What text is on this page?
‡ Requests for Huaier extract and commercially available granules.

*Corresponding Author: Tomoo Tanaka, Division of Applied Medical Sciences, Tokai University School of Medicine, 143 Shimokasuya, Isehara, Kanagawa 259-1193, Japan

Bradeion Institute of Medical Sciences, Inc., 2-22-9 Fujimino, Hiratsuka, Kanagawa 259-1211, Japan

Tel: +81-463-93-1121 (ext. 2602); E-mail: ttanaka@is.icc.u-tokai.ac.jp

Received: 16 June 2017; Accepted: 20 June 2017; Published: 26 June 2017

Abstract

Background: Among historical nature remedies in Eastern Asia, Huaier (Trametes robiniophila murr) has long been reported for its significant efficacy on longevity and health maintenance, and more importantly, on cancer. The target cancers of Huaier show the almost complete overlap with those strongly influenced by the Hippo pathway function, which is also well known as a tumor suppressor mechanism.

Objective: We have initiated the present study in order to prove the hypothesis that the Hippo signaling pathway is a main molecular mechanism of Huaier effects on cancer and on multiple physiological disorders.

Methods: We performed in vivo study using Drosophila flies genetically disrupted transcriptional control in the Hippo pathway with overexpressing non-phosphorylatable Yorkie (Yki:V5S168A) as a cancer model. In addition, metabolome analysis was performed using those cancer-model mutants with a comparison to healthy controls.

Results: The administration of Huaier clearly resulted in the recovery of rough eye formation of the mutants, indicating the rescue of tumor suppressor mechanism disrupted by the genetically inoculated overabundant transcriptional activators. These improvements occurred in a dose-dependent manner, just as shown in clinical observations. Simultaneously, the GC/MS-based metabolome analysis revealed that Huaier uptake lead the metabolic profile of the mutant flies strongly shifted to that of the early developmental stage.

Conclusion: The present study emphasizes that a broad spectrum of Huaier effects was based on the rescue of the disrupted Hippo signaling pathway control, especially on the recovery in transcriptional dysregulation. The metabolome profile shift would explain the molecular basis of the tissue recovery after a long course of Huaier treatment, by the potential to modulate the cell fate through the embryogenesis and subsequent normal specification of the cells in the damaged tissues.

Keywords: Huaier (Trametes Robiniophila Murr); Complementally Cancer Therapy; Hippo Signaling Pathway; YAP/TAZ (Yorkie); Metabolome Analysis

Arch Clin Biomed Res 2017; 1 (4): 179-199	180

----

## [What is required]
What is needed is a word-for-word restatement of all the data.

## [Task output]
What text is on this page?
‡ Requests for Huaier extract and commercially available granules.

*Corresponding Author: Tomoo Tanaka, Division of Applied Medical Sciences, Tokai University School of Medicine, 143 Shimokasuya, Isehara, Kanagawa 259-1193, Japan

Bradeion Institute of Medical Sciences, Inc., 2-22-9 Fujimino, Hiratsuka, Kanagawa 259-1211, Japan

Tel: +81-463-93-1121 (ext. 2602); E-mail: ttanaka@is.icc.u-tokai.ac.jp

Received: 16 June 2017; Accepted: 20 June 2017; Published: 26 June 2017

Abstract

Background: Among historical nature remedies in Eastern Asia, Huaier (Trametes robiniophila murr) has long been reported for its significant efficacy on longevity and health maintenance, and more importantly, on cancer. The target cancers of Huaier show the almost complete overlap with those strongly influenced by the Hippo pathway function, which is also well known as a tumor suppressor mechanism.

Objective: We have initiated the present study in order to prove the hypothesis that the Hippo signaling pathway is a main molecular mechanism of Huaier effects on cancer and on multiple physiological disorders.

Methods: We performed in vivo study using Drosophila flies genetically disrupted transcriptional control in the Hippo pathway with overexpressing non-phosphorylatable Yorkie (Yki:V5S168A) as a cancer model. In addition, metabolome analysis was performed using those cancer-model mutants with a comparison to healthy controls.

Results: The administration of Huaier clearly resulted in the recovery of rough eye formation of the mutants, indicating the rescue of tumor suppressor mechanism disrupted by the genetically inoculated overabundant transcriptional activators. These improvements occurred in a dose-dependent manner, just as shown in clinical observations. Simultaneously, the GC/MS-based metabolome analysis revealed that Huaier uptake lead the metabolic profile of the mutant flies strongly shifted to that of the early developmental stage.

Conclusion: The present study emphasizes that a broad spectrum of Huaier effects was based on the rescue of the disrupted Hippo signaling pathway control, especially on the recovery in transcriptional dysregulation. The metabolome profile shift would explain the molecular basis of the tissue recovery after a long course of Huaier treatment, by the potential to modulate the cell fate through the embryogenesis and subsequent normal specification of the cells in the damaged tissues.

Keywords: Huaier (Trametes Robiniophila Murr); Complementally Cancer Therapy; Hippo Signaling Pathway; YAP/TAZ (Yorkie); Metabolome Analysis

Arch Clin Biomed Res 2017; 1 (4): 179-199	180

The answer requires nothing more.